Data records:
══════
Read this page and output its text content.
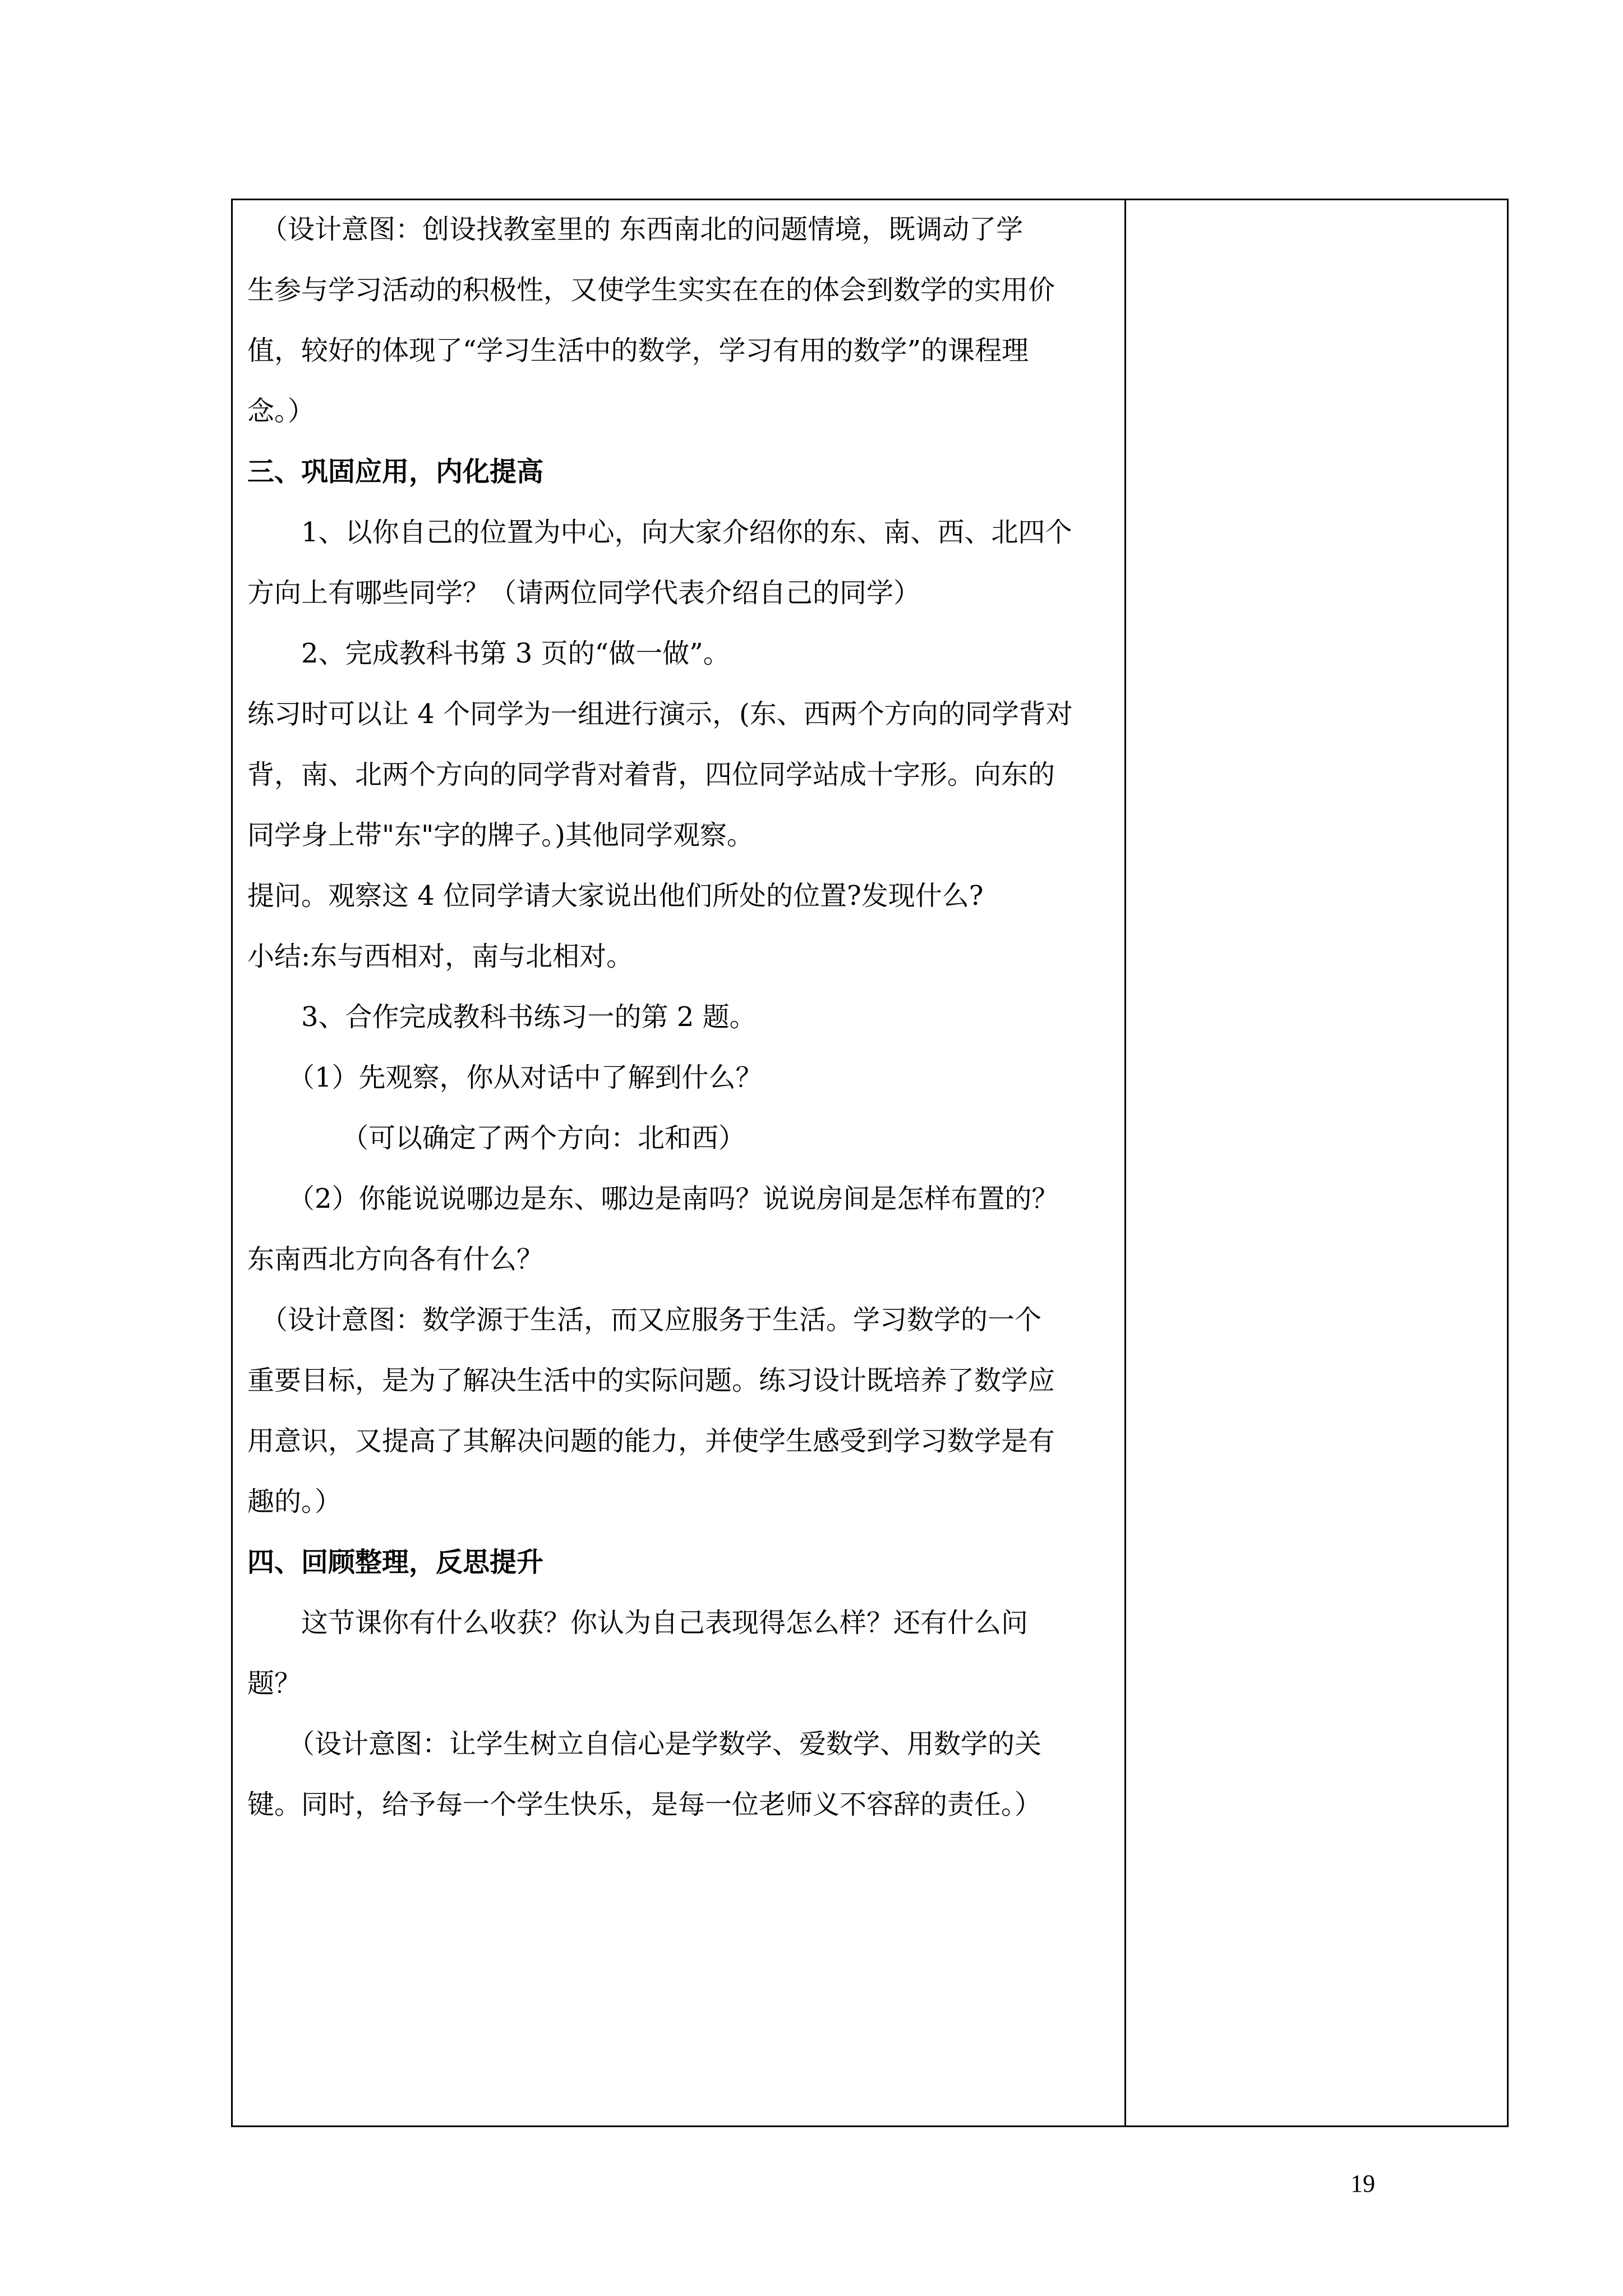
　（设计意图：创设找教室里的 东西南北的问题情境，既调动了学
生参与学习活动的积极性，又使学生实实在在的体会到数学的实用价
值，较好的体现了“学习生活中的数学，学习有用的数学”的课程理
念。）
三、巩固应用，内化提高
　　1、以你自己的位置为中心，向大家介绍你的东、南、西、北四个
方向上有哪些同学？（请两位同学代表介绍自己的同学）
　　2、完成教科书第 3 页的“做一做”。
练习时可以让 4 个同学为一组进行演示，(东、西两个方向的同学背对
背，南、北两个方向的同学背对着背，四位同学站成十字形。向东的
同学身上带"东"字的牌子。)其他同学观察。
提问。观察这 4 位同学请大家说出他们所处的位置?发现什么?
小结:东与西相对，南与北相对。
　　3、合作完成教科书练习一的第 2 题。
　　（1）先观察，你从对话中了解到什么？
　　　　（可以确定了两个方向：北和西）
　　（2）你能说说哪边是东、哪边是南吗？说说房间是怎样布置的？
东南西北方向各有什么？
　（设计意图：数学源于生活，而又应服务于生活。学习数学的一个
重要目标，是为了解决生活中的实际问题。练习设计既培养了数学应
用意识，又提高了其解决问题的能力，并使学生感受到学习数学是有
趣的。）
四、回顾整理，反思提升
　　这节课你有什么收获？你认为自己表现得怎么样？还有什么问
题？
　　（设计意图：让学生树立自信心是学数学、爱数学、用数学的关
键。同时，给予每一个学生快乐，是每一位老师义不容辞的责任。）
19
══════
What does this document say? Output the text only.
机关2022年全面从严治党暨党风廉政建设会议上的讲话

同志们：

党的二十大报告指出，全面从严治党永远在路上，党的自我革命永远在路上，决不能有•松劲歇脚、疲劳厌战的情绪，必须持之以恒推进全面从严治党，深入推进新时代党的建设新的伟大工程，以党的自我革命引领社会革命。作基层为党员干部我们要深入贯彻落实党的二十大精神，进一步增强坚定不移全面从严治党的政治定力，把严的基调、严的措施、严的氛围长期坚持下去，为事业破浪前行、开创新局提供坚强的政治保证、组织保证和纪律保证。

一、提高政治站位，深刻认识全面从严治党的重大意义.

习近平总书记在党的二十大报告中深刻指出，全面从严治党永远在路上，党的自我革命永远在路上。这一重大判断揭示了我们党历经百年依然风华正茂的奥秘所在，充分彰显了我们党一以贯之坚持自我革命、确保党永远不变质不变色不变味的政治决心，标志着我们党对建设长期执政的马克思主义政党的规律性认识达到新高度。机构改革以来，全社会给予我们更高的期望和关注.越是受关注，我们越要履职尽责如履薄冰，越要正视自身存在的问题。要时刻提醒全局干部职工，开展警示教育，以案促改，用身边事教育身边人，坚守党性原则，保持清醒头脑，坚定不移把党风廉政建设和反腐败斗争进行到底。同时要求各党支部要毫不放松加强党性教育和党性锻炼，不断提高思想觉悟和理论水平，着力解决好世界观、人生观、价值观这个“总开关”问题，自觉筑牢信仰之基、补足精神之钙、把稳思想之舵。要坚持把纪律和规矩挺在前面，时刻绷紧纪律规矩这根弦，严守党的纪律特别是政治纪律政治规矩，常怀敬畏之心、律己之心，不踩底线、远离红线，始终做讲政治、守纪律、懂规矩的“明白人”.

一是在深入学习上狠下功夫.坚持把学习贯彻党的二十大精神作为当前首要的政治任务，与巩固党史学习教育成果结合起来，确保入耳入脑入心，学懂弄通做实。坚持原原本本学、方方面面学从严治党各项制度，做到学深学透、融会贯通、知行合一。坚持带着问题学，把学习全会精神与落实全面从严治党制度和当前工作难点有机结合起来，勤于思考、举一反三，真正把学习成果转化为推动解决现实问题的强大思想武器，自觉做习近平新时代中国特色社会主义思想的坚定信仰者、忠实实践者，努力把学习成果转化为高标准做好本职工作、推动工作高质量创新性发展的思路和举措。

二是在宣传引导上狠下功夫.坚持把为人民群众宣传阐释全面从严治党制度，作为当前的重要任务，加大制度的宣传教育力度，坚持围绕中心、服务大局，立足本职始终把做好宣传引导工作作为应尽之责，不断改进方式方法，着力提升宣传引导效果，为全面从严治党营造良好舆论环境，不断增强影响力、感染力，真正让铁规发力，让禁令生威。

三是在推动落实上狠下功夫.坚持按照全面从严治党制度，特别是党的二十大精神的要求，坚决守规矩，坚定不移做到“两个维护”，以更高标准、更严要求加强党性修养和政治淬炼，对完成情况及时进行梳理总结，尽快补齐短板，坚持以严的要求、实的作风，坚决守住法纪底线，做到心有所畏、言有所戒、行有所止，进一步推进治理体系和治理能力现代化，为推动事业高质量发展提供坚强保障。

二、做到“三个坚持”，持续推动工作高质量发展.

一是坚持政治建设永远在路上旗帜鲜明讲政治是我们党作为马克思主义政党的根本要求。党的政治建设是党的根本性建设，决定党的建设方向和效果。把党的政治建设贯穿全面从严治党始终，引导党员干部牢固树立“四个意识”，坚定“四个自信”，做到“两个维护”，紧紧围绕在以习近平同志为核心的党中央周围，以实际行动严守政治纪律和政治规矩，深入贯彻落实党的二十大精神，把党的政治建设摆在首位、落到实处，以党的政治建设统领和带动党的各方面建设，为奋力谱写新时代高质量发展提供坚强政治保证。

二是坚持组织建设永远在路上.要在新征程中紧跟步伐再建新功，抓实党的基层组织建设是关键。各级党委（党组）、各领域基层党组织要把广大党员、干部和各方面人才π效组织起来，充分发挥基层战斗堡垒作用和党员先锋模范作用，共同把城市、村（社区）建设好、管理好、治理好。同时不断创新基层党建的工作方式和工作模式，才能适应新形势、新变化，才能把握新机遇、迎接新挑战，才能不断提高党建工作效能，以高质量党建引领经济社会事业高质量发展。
══════
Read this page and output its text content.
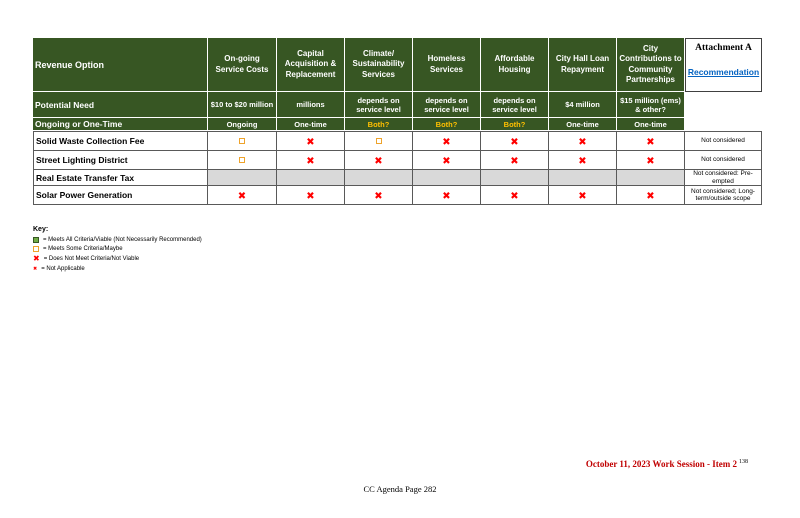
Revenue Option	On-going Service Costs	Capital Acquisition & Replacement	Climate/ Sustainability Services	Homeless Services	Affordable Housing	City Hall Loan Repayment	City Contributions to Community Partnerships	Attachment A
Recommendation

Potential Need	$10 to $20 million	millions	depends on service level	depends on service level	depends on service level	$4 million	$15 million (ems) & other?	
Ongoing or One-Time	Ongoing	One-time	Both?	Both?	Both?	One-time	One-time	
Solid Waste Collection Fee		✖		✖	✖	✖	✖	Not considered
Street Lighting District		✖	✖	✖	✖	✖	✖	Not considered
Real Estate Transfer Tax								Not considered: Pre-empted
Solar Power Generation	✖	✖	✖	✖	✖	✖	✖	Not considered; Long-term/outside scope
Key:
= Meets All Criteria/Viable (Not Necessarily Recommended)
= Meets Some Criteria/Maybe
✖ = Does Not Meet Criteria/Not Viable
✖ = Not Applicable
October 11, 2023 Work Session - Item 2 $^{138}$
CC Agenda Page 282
══════
- [Given problem]:
Which lines hold the string "设计意图"? List them all.

- [The solution]:
　（设计意图：创设找教室里的 东西南北的问题情境，既调动了学
　（设计意图：数学源于生活，而又应服务于生活。学习数学的一个
　　（设计意图：让学生树立自信心是学数学、爱数学、用数学的关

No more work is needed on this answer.